Given problem:
Edit the lines from the start of the records through the line containing "The runway graphic 62 is at (1287, 572).", changing "go-around" to "missed approach" and leaving everything else as it is.

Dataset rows

:::::

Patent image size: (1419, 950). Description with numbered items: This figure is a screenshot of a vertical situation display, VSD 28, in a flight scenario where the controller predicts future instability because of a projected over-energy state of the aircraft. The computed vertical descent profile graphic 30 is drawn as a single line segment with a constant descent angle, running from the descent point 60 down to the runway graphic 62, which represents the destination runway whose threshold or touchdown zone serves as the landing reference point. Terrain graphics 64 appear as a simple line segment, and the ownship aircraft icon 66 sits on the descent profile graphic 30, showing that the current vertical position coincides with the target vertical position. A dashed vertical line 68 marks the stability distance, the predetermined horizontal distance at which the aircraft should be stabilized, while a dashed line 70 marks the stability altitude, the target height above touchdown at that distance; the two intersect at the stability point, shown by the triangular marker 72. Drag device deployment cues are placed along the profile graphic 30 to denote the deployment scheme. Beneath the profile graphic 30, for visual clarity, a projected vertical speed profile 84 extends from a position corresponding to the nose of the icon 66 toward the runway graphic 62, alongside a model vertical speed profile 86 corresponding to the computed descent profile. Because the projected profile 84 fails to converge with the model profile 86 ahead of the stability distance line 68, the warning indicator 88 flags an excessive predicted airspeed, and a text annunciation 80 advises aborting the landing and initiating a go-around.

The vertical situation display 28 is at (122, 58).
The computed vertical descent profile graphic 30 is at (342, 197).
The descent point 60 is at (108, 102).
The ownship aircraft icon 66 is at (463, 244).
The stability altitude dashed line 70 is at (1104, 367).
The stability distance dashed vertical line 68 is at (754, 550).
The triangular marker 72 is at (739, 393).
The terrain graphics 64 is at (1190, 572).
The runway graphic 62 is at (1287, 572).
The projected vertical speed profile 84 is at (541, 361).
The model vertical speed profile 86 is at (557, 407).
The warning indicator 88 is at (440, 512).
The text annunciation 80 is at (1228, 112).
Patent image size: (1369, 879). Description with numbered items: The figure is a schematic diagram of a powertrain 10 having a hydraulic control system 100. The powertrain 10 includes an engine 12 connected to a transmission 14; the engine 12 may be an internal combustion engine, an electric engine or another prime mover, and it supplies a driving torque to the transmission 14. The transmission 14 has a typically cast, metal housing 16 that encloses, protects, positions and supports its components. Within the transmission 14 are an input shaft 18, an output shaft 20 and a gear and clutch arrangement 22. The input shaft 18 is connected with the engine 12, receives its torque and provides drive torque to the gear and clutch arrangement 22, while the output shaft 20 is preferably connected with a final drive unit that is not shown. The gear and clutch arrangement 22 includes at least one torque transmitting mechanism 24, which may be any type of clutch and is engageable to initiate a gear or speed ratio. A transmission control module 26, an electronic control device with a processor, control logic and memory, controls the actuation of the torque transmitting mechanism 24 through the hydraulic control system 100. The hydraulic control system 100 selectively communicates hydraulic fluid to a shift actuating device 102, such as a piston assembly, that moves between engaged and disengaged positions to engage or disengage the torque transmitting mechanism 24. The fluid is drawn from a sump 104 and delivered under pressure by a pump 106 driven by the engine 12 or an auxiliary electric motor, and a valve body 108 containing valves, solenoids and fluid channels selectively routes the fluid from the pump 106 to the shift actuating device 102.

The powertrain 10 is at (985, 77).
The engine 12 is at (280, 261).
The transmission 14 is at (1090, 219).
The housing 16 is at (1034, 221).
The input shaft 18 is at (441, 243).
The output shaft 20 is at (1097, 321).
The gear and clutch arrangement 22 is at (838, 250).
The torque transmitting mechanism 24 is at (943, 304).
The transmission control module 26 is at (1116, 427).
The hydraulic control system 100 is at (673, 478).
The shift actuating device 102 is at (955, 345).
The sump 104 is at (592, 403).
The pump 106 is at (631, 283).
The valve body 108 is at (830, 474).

:::::

Exercise solution:
Patent image size: (1419, 950). Description with numbered items: This figure is a screenshot of a vertical situation display, VSD 28, in a flight scenario where the controller predicts future instability because of a projected over-energy state of the aircraft. The computed vertical descent profile graphic 30 is drawn as a single line segment with a constant descent angle, running from the descent point 60 down to the runway graphic 62, which represents the destination runway whose threshold or touchdown zone serves as the landing reference point. Terrain graphics 64 appear as a simple line segment, and the ownship aircraft icon 66 sits on the descent profile graphic 30, showing that the current vertical position coincides with the target vertical position. A dashed vertical line 68 marks the stability distance, the predetermined horizontal distance at which the aircraft should be stabilized, while a dashed line 70 marks the stability altitude, the target height above touchdown at that distance; the two intersect at the stability point, shown by the triangular marker 72. Drag device deployment cues are placed along the profile graphic 30 to denote the deployment scheme. Beneath the profile graphic 30, for visual clarity, a projected vertical speed profile 84 extends from a position corresponding to the nose of the icon 66 toward the runway graphic 62, alongside a model vertical speed profile 86 corresponding to the computed descent profile. Because the projected profile 84 fails to converge with the model profile 86 ahead of the stability distance line 68, the warning indicator 88 flags an excessive predicted airspeed, and a text annunciation 80 advises aborting the landing and initiating a missed approach.

The vertical situation display 28 is at (122, 58).
The computed vertical descent profile graphic 30 is at (342, 197).
The descent point 60 is at (108, 102).
The ownship aircraft icon 66 is at (463, 244).
The stability altitude dashed line 70 is at (1104, 367).
The stability distance dashed vertical line 68 is at (754, 550).
The triangular marker 72 is at (739, 393).
The terrain graphics 64 is at (1190, 572).
The runway graphic 62 is at (1287, 572).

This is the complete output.